Data entries
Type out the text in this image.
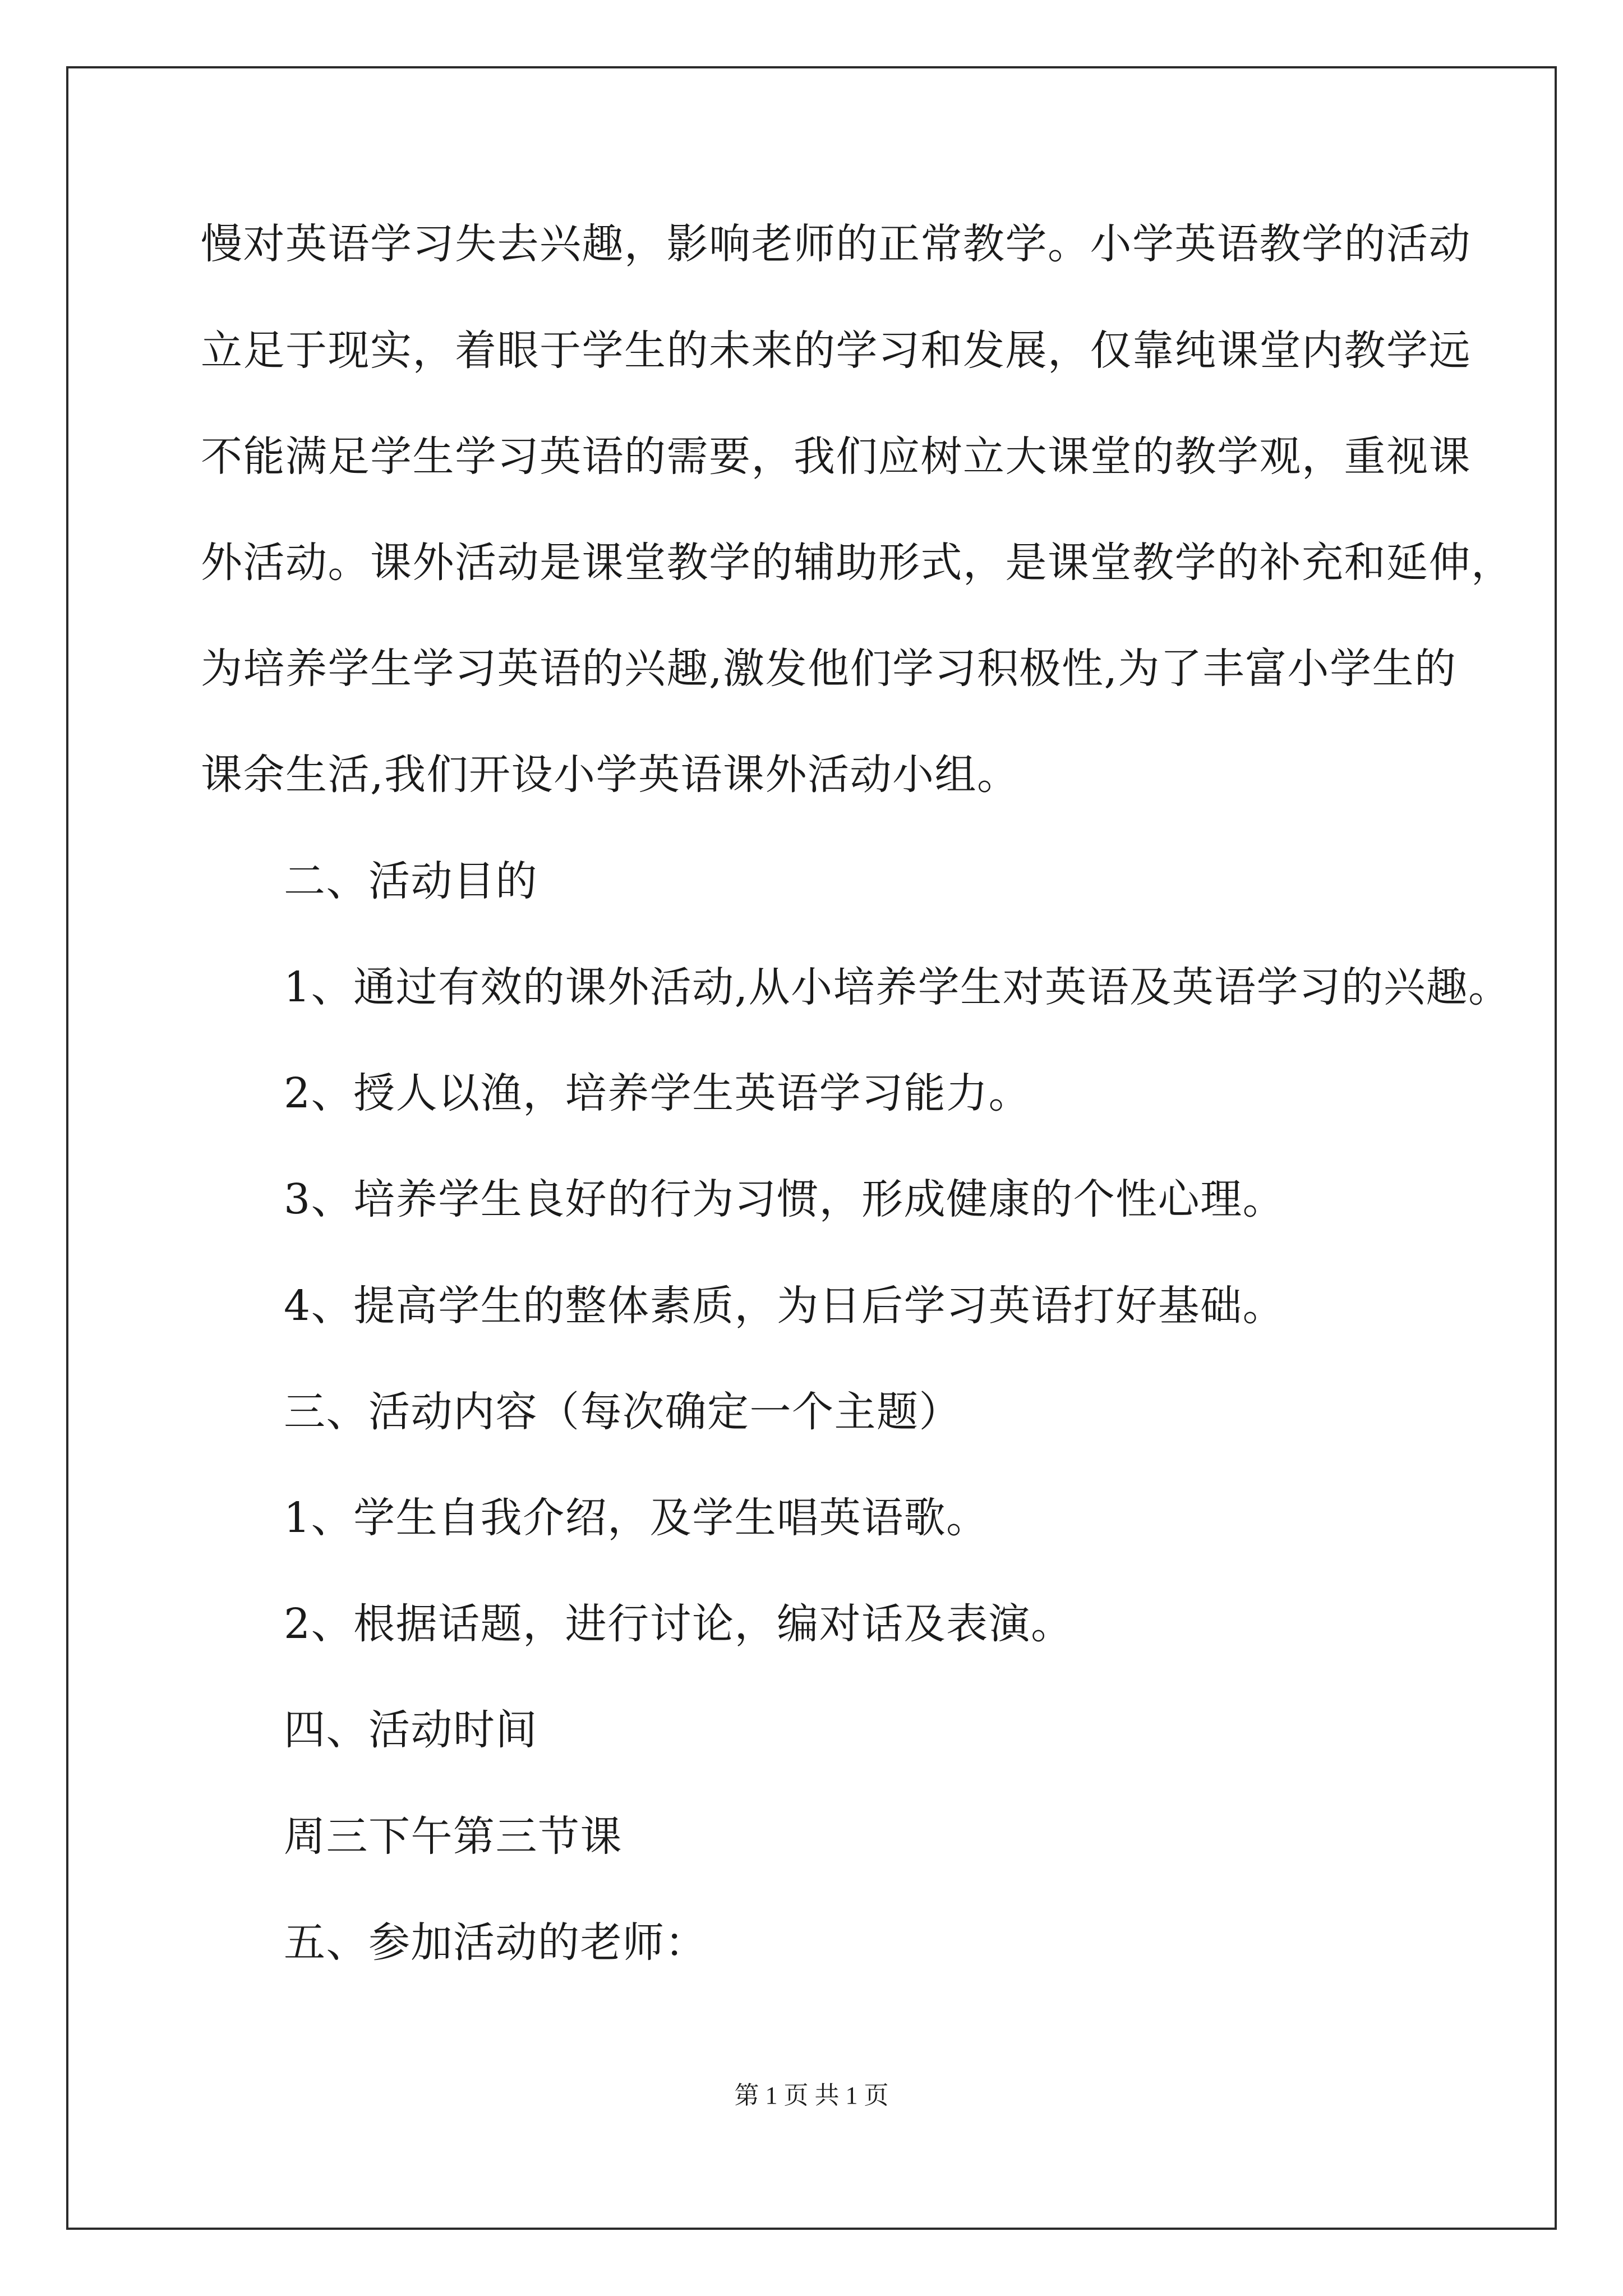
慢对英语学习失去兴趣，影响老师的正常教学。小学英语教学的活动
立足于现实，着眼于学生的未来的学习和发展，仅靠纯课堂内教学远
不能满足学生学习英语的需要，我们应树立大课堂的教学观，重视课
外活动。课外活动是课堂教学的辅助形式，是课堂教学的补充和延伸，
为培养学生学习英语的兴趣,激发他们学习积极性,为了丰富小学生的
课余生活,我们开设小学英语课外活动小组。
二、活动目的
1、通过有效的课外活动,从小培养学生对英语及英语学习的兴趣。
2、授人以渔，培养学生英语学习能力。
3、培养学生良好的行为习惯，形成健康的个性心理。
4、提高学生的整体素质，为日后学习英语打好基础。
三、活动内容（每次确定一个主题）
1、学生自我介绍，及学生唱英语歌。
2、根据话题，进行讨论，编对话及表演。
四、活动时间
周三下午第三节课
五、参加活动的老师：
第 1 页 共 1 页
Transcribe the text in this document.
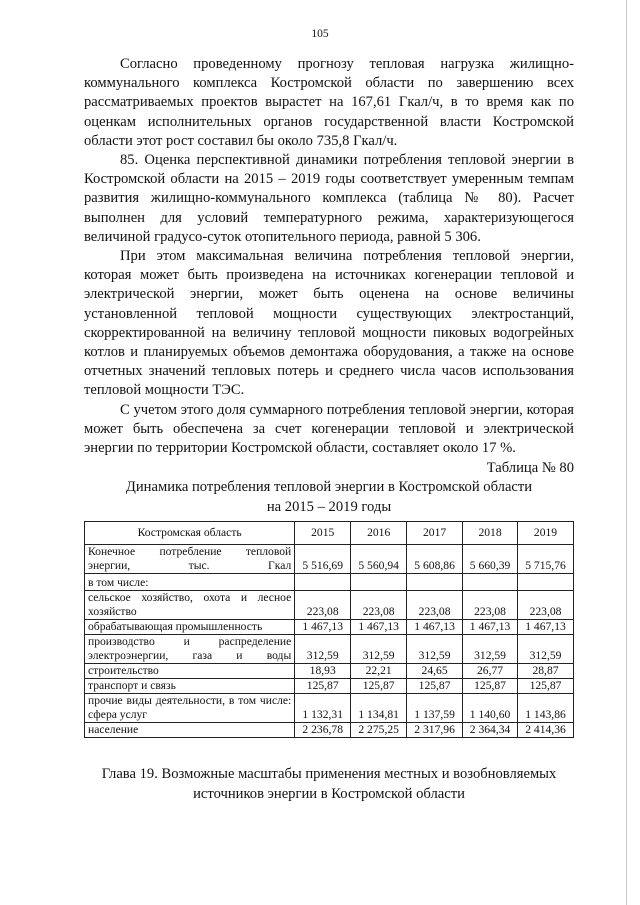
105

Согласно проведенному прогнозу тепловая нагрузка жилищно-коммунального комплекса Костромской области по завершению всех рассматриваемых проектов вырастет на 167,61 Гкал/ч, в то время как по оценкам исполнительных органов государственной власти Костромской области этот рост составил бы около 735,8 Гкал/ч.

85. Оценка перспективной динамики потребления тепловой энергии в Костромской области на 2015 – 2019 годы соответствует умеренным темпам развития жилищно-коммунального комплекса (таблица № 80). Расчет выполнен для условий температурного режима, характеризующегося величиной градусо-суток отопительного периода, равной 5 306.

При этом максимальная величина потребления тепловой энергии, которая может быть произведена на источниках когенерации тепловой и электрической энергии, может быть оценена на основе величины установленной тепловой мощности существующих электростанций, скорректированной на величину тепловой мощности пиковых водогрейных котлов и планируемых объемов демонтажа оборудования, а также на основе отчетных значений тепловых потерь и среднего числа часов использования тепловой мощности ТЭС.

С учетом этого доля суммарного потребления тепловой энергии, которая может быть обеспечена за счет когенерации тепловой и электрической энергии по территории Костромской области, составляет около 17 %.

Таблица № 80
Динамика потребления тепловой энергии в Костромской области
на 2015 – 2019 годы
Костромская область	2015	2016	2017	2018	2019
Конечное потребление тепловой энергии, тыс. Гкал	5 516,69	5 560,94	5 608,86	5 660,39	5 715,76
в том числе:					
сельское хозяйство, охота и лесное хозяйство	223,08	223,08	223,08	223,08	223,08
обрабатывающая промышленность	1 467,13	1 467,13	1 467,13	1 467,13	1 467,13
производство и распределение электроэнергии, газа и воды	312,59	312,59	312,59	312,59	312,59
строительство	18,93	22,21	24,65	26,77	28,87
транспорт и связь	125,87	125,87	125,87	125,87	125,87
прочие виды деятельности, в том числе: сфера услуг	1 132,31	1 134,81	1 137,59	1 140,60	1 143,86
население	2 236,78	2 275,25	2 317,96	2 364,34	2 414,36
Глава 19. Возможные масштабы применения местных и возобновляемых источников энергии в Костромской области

_WHAT YOU NEED TO DO_: Output every entry word for word, but omit the pictures.

_WRITTEN RESPONSE_:
Type out the text in this image.
慢对英语学习失去兴趣，影响老师的正常教学。小学英语教学的活动
立足于现实，着眼于学生的未来的学习和发展，仅靠纯课堂内教学远
不能满足学生学习英语的需要，我们应树立大课堂的教学观，重视课
外活动。课外活动是课堂教学的辅助形式，是课堂教学的补充和延伸，
为培养学生学习英语的兴趣,激发他们学习积极性,为了丰富小学生的
课余生活,我们开设小学英语课外活动小组。
二、活动目的
1、通过有效的课外活动,从小培养学生对英语及英语学习的兴趣。
2、授人以渔，培养学生英语学习能力。
3、培养学生良好的行为习惯，形成健康的个性心理。
4、提高学生的整体素质，为日后学习英语打好基础。
三、活动内容（每次确定一个主题）
1、学生自我介绍，及学生唱英语歌。
2、根据话题，进行讨论，编对话及表演。
四、活动时间
周三下午第三节课
五、参加活动的老师：
第 1 页 共 1 页
Transcribe the text in this document.
105

Согласно проведенному прогнозу тепловая нагрузка жилищно-коммунального комплекса Костромской области по завершению всех рассматриваемых проектов вырастет на 167,61 Гкал/ч, в то время как по оценкам исполнительных органов государственной власти Костромской области этот рост составил бы около 735,8 Гкал/ч.

85. Оценка перспективной динамики потребления тепловой энергии в Костромской области на 2015 – 2019 годы соответствует умеренным темпам развития жилищно-коммунального комплекса (таблица № 80). Расчет выполнен для условий температурного режима, характеризующегося величиной градусо-суток отопительного периода, равной 5 306.

При этом максимальная величина потребления тепловой энергии, которая может быть произведена на источниках когенерации тепловой и электрической энергии, может быть оценена на основе величины установленной тепловой мощности существующих электростанций, скорректированной на величину тепловой мощности пиковых водогрейных котлов и планируемых объемов демонтажа оборудования, а также на основе отчетных значений тепловых потерь и среднего числа часов использования тепловой мощности ТЭС.

С учетом этого доля суммарного потребления тепловой энергии, которая может быть обеспечена за счет когенерации тепловой и электрической энергии по территории Костромской области, составляет около 17 %.

Таблица № 80
Динамика потребления тепловой энергии в Костромской области
на 2015 – 2019 годы
Костромская область	2015	2016	2017	2018	2019
Конечное потребление тепловой энергии, тыс. Гкал	5 516,69	5 560,94	5 608,86	5 660,39	5 715,76
в том числе:					
сельское хозяйство, охота и лесное хозяйство	223,08	223,08	223,08	223,08	223,08
обрабатывающая промышленность	1 467,13	1 467,13	1 467,13	1 467,13	1 467,13
производство и распределение электроэнергии, газа и воды	312,59	312,59	312,59	312,59	312,59
строительство	18,93	22,21	24,65	26,77	28,87
транспорт и связь	125,87	125,87	125,87	125,87	125,87
прочие виды деятельности, в том числе: сфера услуг	1 132,31	1 134,81	1 137,59	1 140,60	1 143,86
население	2 236,78	2 275,25	2 317,96	2 364,34	2 414,36
Глава 19. Возможные масштабы применения местных и возобновляемых источников энергии в Костромской области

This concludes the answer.